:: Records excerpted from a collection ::
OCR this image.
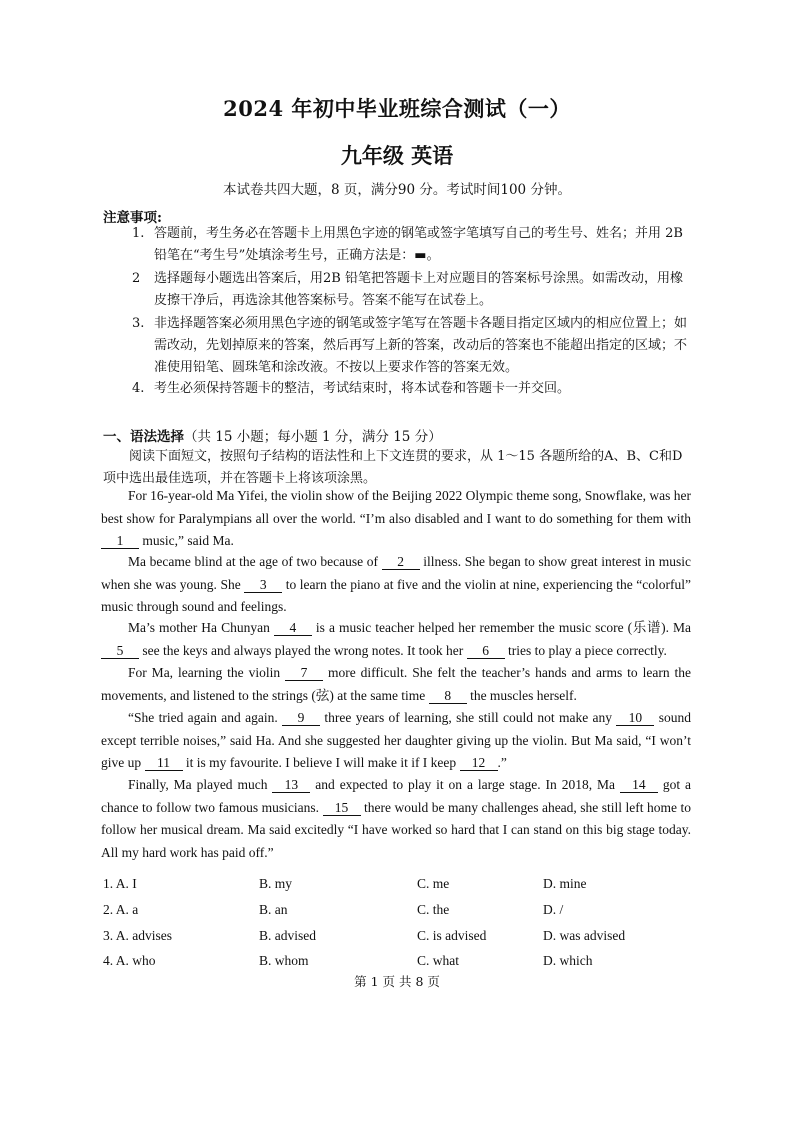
2024 年初中毕业班综合测试（一）
九年级 英语
本试卷共四大题，8 页，满分90 分。考试时间100 分钟。
注意事项:
1. 答题前，考生务必在答题卡上用黑色字迹的钢笔或签字笔填写自己的考生号、姓名；并用 2B 铅笔在“考生号”处填涂考生号，正确方法是：▬。
2	选择题每小题选出答案后，用2B 铅笔把答题卡上对应题目的答案标号涂黑。如需改动，用橡皮擦干净后，再选涂其他答案标号。答案不能写在试卷上。
3. 非选择题答案必须用黑色字迹的钢笔或签字笔写在答题卡各题目指定区域内的相应位置上；如需改动，先划掉原来的答案，然后再写上新的答案，改动后的答案也不能超出指定的区域；不准使用铅笔、圆珠笔和涂改液。不按以上要求作答的答案无效。
4. 考生必须保持答题卡的整洁，考试结束时，将本试卷和答题卡一并交回。
一、语法选择（共 15 小题；每小题 1 分，满分 15 分）
阅读下面短文，按照句子结构的语法性和上下文连贯的要求，从 1～15 各题所给的A、B、C和D 项中选出最佳选项，并在答题卡上将该项涂黑。
For 16-year-old Ma Yifei, the violin show of the Beijing 2022 Olympic theme song, Snowflake, was her best show for Paralympians all over the world. “I’m also disabled and I want to do something for them with 1 music,” said Ma.
Ma became blind at the age of two because of 2 illness. She began to show great interest in music when she was young. She 3 to learn the piano at five and the violin at nine, experiencing the “colorful” music through sound and feelings.
Ma’s mother Ha Chunyan 4 is a music teacher helped her remember the music score (乐谱). Ma 5 see the keys and always played the wrong notes. It took her 6 tries to play a piece correctly.
For Ma, learning the violin 7 more difficult. She felt the teacher’s hands and arms to learn the movements, and listened to the strings (弦) at the same time 8 the muscles herself.
“She tried again and again. 9 three years of learning, she still could not make any 10 sound except terrible noises,” said Ha. And she suggested her daughter giving up the violin. But Ma said, “I won’t give up 11 it is my favourite. I believe I will make it if I keep 12 .”
Finally, Ma played much 13 and expected to play it on a large stage. In 2018, Ma 14 got a chance to follow two famous musicians. 15 there would be many challenges ahead, she still left home to follow her musical dream. Ma said excitedly “I have worked so hard that I can stand on this big stage today. All my hard work has paid off.”
1. A. I	B. my	C. me	D. mine
2. A. a	B. an	C. the	D. /
3. A. advises	B. advised	C. is advised	D. was advised
4. A. who	B. whom	C. what	D. which
第 1 页 共 8 页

:: Aim of the task ::
Restate the full listing verbatim and drop every picture.

:: Output below ::
OCR this image.
2024 年初中毕业班综合测试（一）
九年级 英语
本试卷共四大题，8 页，满分90 分。考试时间100 分钟。
注意事项:
1. 答题前，考生务必在答题卡上用黑色字迹的钢笔或签字笔填写自己的考生号、姓名；并用 2B 铅笔在“考生号”处填涂考生号，正确方法是：▬。
2	选择题每小题选出答案后，用2B 铅笔把答题卡上对应题目的答案标号涂黑。如需改动，用橡皮擦干净后，再选涂其他答案标号。答案不能写在试卷上。
3. 非选择题答案必须用黑色字迹的钢笔或签字笔写在答题卡各题目指定区域内的相应位置上；如需改动，先划掉原来的答案，然后再写上新的答案，改动后的答案也不能超出指定的区域；不准使用铅笔、圆珠笔和涂改液。不按以上要求作答的答案无效。
4. 考生必须保持答题卡的整洁，考试结束时，将本试卷和答题卡一并交回。
一、语法选择（共 15 小题；每小题 1 分，满分 15 分）
阅读下面短文，按照句子结构的语法性和上下文连贯的要求，从 1～15 各题所给的A、B、C和D 项中选出最佳选项，并在答题卡上将该项涂黑。
For 16-year-old Ma Yifei, the violin show of the Beijing 2022 Olympic theme song, Snowflake, was her best show for Paralympians all over the world. “I’m also disabled and I want to do something for them with 1 music,” said Ma.
Ma became blind at the age of two because of 2 illness. She began to show great interest in music when she was young. She 3 to learn the piano at five and the violin at nine, experiencing the “colorful” music through sound and feelings.
Ma’s mother Ha Chunyan 4 is a music teacher helped her remember the music score (乐谱). Ma 5 see the keys and always played the wrong notes. It took her 6 tries to play a piece correctly.
For Ma, learning the violin 7 more difficult. She felt the teacher’s hands and arms to learn the movements, and listened to the strings (弦) at the same time 8 the muscles herself.
“She tried again and again. 9 three years of learning, she still could not make any 10 sound except terrible noises,” said Ha. And she suggested her daughter giving up the violin. But Ma said, “I won’t give up 11 it is my favourite. I believe I will make it if I keep 12 .”
Finally, Ma played much 13 and expected to play it on a large stage. In 2018, Ma 14 got a chance to follow two famous musicians. 15 there would be many challenges ahead, she still left home to follow her musical dream. Ma said excitedly “I have worked so hard that I can stand on this big stage today. All my hard work has paid off.”
1. A. I	B. my	C. me	D. mine
2. A. a	B. an	C. the	D. /
3. A. advises	B. advised	C. is advised	D. was advised
4. A. who	B. whom	C. what	D. which
第 1 页 共 8 页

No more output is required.